— OBJECTIVE —
Reproduce each line from the records that holds "screenshot".

--- start of INFORMATION SHOWN ---

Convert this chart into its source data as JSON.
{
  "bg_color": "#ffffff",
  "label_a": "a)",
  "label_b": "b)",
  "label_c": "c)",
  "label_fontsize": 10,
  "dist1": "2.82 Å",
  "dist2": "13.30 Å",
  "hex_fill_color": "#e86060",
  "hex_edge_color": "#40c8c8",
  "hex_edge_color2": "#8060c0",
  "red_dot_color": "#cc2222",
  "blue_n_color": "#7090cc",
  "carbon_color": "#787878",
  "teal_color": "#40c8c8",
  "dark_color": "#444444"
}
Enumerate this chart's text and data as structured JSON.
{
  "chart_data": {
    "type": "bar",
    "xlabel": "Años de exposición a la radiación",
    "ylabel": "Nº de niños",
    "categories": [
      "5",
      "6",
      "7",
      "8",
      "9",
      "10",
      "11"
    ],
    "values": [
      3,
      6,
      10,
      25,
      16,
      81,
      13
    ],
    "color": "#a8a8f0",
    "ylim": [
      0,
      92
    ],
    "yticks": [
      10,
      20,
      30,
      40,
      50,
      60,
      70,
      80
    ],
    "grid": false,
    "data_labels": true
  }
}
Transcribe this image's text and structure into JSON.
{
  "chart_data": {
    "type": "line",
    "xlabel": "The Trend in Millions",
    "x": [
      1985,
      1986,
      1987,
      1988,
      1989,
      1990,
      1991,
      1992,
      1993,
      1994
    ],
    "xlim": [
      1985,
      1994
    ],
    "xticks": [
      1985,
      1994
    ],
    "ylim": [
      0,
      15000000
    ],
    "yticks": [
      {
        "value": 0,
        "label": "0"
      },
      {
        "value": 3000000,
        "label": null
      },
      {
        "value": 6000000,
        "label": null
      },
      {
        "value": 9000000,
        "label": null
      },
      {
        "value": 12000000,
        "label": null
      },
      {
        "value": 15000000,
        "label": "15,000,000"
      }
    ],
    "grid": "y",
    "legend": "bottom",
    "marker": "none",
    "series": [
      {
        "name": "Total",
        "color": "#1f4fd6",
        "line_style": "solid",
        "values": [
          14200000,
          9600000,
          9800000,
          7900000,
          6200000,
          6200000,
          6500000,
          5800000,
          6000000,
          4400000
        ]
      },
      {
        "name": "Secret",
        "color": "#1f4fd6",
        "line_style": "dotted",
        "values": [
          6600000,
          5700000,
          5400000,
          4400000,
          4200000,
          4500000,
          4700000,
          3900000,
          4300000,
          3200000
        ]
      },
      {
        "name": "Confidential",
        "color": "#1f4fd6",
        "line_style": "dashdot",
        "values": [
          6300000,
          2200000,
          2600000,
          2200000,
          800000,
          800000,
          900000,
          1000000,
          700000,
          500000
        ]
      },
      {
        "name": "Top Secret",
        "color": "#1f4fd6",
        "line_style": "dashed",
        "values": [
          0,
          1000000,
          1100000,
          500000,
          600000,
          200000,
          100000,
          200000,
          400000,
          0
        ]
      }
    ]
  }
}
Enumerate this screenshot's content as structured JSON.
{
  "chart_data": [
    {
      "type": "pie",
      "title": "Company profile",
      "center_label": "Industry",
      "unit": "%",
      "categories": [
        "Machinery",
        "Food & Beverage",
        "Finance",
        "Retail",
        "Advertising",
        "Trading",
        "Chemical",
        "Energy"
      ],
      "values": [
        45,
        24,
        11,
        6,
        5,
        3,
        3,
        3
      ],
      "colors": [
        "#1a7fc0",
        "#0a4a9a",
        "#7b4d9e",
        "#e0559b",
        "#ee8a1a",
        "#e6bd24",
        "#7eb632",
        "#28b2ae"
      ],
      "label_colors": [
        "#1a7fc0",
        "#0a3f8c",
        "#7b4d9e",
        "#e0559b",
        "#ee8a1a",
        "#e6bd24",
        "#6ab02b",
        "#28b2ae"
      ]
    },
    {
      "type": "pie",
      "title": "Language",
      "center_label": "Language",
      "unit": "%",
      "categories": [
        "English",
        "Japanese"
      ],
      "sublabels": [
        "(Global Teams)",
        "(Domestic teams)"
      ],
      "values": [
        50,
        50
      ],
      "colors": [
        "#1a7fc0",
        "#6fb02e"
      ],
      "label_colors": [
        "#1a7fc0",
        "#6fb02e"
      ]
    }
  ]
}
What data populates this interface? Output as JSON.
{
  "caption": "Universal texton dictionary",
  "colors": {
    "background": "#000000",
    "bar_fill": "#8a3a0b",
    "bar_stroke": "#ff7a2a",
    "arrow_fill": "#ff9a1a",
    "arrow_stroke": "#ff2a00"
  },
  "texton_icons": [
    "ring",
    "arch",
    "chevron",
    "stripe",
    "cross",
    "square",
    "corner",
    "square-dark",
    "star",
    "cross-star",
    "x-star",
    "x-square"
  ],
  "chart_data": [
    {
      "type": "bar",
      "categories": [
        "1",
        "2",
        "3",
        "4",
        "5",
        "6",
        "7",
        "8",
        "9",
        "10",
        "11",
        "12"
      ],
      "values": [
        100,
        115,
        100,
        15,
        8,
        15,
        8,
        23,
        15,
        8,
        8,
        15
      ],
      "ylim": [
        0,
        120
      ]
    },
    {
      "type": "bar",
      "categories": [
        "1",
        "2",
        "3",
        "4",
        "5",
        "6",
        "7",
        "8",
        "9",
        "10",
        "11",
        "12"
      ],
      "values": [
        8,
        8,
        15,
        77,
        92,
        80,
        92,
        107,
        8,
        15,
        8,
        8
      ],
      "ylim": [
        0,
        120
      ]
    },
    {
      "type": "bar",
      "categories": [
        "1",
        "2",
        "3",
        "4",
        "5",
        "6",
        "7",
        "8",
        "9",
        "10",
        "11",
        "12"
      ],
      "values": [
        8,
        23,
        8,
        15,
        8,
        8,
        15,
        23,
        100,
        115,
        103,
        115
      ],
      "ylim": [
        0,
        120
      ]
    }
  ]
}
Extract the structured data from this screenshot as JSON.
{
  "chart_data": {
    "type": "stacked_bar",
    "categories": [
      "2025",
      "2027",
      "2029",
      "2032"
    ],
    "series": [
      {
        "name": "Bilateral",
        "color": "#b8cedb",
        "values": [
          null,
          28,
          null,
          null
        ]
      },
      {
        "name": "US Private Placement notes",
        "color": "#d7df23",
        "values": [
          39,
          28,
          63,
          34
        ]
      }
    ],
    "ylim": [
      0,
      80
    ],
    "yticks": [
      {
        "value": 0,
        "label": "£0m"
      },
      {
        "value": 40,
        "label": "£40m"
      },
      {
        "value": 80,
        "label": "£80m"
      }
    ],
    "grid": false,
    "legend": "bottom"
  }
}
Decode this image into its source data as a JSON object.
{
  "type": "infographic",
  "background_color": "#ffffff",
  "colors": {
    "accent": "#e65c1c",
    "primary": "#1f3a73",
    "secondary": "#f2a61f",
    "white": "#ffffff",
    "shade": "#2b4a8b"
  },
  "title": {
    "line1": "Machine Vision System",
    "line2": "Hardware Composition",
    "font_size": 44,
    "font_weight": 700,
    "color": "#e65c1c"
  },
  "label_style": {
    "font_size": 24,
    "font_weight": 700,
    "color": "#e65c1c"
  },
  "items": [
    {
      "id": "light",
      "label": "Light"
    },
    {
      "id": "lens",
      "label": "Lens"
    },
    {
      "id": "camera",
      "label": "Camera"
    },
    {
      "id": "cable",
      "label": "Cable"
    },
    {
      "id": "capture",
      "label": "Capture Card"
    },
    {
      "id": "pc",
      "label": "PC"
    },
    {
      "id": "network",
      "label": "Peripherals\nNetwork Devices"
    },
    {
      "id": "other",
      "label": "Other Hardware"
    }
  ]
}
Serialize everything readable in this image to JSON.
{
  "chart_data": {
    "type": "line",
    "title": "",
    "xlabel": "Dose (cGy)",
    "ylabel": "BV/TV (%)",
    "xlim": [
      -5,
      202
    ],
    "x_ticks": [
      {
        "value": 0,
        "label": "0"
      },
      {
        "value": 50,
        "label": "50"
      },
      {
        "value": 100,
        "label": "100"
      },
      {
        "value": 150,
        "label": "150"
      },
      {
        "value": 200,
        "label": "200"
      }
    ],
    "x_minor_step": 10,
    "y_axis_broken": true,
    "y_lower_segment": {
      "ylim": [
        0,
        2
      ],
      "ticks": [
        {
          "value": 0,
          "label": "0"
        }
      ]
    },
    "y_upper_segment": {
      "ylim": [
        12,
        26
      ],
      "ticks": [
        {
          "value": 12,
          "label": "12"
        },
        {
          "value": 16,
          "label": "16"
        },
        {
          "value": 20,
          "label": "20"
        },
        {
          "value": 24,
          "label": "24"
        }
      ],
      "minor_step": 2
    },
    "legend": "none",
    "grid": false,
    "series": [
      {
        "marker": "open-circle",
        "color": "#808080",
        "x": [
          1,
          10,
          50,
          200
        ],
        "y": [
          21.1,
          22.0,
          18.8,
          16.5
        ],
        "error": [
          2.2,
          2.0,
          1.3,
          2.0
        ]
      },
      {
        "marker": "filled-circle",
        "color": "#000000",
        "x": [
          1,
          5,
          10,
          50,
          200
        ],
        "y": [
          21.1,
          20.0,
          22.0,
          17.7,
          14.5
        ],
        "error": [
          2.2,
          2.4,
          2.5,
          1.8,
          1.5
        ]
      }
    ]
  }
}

--- end of INFORMATION SHOWN ---

— SOLUTION TO THE PROBLEM —
Enumerate this screenshot's content as structured JSON.
Extract the structured data from this screenshot as JSON.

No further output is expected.